▶ [To do]:
Tell me how many lines hold "content", please, using only the number.

=-=-=

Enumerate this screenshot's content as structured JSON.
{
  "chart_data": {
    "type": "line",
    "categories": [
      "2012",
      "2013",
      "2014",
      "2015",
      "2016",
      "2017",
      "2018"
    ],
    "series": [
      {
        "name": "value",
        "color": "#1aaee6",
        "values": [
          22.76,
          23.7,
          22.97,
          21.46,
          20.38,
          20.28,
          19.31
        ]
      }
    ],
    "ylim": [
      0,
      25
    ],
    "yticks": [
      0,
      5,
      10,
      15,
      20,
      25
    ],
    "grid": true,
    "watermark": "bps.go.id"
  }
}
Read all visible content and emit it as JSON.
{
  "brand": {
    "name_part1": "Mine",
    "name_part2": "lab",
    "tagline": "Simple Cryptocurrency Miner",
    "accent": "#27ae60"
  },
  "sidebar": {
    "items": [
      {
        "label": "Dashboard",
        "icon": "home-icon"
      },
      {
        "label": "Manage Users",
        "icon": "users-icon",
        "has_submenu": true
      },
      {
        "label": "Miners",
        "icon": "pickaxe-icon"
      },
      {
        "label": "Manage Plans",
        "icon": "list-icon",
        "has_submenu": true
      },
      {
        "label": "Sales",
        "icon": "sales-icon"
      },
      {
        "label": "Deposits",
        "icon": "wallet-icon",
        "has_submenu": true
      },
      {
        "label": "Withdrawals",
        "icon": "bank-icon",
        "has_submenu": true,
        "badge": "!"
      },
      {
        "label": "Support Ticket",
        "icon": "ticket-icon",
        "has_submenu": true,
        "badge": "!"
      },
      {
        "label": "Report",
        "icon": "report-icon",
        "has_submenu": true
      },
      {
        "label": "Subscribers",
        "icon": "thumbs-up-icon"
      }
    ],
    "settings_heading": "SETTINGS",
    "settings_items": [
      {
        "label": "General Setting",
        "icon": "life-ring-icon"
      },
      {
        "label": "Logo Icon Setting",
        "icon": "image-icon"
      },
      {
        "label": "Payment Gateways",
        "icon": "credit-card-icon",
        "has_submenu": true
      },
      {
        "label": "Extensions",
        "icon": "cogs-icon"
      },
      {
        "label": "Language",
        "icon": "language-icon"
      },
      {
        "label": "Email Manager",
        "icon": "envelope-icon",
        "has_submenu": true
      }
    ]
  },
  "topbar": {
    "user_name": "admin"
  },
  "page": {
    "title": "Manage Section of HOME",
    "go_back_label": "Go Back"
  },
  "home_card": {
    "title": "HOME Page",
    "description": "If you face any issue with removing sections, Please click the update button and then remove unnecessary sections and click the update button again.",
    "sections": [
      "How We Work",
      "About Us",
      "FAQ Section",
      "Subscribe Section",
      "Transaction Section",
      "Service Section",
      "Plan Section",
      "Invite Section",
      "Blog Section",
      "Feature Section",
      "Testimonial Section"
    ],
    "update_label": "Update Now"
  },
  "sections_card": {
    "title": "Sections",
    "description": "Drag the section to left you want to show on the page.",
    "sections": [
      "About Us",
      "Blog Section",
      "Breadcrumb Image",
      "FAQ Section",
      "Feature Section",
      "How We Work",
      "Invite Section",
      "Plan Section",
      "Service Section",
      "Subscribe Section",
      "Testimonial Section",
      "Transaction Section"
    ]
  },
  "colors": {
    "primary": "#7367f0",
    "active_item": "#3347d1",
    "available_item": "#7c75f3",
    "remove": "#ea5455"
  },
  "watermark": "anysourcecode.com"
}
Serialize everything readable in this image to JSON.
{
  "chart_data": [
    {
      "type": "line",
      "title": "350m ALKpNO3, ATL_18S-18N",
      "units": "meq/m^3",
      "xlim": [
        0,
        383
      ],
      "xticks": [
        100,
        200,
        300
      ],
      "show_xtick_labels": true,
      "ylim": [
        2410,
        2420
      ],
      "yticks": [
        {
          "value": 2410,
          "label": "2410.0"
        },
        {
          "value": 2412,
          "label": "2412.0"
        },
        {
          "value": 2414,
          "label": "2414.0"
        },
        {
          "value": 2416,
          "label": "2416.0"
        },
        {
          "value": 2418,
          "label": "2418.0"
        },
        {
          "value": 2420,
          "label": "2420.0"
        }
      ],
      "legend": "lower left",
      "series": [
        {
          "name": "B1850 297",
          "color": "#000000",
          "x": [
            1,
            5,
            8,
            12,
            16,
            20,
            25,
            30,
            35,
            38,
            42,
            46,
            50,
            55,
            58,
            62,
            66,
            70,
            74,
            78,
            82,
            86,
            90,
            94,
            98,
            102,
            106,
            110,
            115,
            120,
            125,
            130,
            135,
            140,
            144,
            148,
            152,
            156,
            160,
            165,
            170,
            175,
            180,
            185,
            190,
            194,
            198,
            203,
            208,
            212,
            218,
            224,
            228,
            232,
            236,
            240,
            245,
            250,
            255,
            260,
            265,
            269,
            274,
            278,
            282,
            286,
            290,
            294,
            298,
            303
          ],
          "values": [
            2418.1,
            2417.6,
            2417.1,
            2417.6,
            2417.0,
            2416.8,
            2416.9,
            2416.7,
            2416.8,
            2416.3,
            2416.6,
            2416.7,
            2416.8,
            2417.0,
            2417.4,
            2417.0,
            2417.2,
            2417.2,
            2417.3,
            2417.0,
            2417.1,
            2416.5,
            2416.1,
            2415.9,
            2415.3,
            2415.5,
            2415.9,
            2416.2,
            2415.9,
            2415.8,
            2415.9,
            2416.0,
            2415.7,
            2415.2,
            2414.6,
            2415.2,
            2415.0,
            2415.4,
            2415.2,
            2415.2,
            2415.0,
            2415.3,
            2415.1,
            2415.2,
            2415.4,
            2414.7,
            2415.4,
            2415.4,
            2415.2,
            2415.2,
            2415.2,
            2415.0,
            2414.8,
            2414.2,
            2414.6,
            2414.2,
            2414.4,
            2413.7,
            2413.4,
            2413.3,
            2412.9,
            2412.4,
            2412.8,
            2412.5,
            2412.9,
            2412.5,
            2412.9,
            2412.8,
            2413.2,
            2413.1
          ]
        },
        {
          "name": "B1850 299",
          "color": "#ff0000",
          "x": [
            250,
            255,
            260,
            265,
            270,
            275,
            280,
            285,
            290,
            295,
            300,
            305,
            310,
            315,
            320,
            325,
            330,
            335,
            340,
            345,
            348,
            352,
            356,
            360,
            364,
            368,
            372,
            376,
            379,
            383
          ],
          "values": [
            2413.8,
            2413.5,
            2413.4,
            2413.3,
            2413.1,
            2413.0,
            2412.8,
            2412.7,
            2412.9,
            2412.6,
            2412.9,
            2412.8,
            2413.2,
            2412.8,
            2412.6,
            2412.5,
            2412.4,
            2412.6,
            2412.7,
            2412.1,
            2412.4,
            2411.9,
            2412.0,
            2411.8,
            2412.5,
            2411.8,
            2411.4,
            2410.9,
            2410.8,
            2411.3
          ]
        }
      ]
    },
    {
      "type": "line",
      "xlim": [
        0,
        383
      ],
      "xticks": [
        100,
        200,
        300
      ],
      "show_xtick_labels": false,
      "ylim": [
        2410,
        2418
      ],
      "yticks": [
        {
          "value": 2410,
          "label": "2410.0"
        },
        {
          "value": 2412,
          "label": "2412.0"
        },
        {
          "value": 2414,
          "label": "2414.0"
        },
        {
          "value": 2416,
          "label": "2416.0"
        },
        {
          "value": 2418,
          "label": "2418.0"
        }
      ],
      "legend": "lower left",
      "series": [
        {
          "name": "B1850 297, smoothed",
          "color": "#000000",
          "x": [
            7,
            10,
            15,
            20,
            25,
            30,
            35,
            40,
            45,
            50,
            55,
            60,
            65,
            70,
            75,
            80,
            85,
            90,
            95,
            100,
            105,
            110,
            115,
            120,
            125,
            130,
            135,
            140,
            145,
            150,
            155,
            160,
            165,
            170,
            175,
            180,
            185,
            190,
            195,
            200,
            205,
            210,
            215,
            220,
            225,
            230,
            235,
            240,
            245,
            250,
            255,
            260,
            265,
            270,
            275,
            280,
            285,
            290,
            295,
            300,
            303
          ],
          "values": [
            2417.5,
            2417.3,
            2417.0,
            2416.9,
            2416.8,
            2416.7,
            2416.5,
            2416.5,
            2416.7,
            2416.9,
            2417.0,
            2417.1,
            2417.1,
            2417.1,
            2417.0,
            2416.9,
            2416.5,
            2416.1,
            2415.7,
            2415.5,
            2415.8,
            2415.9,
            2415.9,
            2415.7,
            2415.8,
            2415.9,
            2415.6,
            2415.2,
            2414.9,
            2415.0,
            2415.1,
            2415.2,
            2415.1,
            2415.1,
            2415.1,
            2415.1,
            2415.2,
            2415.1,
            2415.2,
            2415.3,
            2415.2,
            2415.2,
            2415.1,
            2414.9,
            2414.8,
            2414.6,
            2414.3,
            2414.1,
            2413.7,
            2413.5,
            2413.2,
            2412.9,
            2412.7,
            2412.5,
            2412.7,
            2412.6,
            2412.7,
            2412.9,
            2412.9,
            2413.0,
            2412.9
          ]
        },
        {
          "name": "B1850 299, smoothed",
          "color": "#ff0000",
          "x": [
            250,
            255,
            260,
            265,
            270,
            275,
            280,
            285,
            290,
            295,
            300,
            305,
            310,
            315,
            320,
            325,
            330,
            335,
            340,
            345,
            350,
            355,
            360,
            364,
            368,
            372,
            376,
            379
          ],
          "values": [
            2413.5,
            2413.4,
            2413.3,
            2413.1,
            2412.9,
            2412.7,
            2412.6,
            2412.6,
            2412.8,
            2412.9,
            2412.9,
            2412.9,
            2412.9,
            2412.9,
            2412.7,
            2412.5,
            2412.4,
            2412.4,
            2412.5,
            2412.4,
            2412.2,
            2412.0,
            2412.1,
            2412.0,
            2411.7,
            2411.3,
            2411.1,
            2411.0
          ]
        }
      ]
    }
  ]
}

=-=-=

▶ [Answer to the task]:
2